>> BEGIN RECORDS FOR THIS EXERCISE

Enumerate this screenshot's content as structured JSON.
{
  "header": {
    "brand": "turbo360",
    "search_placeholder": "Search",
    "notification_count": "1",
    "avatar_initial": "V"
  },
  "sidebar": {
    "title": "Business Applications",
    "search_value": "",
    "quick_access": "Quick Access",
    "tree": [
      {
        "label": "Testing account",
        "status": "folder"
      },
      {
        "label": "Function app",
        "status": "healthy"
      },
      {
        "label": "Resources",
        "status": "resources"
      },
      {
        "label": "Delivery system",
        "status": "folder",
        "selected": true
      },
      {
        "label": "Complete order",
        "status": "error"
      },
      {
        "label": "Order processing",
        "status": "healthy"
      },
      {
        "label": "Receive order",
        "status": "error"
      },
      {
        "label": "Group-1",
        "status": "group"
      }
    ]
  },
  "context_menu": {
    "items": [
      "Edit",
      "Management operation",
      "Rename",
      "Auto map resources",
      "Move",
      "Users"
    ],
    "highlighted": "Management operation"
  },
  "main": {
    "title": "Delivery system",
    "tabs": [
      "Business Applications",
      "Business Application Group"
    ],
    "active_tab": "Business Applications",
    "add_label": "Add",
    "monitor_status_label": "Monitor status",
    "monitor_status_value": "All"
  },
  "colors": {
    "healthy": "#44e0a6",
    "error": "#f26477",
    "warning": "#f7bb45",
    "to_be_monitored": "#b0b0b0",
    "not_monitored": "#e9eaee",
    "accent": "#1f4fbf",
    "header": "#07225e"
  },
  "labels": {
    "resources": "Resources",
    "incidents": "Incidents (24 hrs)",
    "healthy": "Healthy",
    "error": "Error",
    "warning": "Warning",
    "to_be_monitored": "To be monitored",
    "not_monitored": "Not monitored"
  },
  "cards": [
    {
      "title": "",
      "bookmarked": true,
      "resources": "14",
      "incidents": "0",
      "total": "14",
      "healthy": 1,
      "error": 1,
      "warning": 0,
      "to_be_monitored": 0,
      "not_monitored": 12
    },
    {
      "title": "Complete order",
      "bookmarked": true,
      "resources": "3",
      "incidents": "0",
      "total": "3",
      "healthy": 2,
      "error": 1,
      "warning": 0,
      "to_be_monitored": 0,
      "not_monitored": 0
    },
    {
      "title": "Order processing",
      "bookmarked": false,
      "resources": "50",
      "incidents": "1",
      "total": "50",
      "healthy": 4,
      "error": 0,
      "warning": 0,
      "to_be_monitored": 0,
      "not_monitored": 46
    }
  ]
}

>> END RECORDS FOR THIS EXERCISE
>> BEGIN RECORDS FOR THIS EXERCISE

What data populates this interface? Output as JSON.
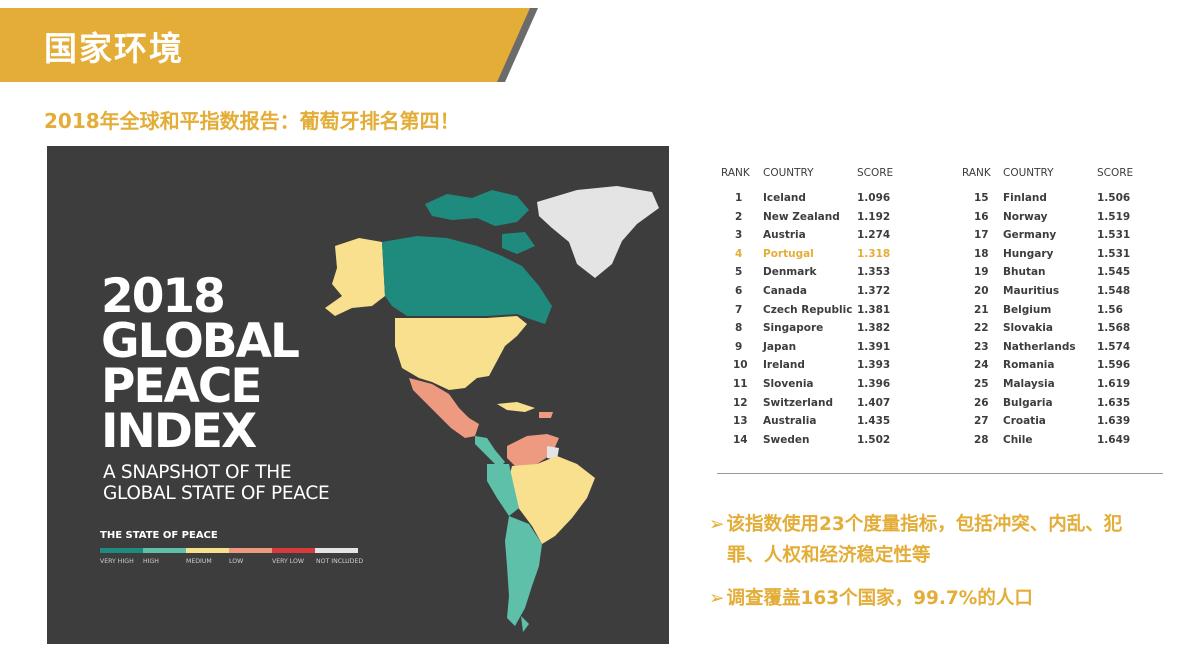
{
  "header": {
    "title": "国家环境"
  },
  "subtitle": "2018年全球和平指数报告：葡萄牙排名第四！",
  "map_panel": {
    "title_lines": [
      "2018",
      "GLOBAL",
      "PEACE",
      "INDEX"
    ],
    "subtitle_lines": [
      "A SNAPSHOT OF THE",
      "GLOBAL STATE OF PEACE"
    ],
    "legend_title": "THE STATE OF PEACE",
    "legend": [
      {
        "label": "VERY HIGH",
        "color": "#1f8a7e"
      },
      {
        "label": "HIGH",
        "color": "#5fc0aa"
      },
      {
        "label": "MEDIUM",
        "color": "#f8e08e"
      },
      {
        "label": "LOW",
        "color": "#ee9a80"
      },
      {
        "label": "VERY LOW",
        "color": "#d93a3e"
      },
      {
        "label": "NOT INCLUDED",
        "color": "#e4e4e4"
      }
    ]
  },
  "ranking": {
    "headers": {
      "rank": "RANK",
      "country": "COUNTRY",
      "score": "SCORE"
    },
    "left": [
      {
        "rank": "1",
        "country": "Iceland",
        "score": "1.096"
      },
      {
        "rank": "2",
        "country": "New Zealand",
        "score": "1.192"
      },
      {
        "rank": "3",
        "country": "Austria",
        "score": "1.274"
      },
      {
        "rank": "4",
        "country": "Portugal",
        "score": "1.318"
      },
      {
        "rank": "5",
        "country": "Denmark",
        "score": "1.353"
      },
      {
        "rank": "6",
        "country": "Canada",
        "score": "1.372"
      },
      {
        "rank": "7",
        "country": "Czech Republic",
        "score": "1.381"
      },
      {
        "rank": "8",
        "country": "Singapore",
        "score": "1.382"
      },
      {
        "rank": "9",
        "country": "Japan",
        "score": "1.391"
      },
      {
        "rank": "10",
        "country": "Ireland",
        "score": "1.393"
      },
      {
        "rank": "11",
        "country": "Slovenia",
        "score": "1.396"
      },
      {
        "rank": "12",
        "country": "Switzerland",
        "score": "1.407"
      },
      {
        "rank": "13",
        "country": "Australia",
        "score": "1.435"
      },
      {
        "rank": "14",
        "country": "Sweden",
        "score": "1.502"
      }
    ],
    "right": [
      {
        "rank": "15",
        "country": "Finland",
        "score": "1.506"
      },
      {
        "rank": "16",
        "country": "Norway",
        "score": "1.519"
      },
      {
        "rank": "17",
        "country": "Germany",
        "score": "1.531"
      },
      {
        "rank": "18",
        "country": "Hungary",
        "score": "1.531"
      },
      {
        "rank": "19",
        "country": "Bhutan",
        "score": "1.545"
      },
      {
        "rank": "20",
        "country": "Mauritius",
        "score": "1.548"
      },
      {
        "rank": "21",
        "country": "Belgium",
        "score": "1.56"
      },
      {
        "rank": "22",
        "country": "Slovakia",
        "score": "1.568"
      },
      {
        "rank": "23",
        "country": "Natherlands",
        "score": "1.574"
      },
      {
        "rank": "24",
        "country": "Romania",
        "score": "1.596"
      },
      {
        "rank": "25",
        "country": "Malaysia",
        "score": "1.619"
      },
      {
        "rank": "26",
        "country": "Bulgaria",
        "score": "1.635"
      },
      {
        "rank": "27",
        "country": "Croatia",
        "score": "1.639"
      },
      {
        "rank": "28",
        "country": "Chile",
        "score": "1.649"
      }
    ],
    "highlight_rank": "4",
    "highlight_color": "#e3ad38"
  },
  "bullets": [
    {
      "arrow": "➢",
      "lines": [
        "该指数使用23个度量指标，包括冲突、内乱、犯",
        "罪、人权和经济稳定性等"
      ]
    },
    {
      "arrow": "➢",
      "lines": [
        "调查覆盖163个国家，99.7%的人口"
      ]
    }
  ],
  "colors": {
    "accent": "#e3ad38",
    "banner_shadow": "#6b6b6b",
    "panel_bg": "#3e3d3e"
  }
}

>> END RECORDS FOR THIS EXERCISE

Read the entries and select each line where the word "Management" is found.

### REPLY
      "Management operation",
    "highlighted": "Management operation"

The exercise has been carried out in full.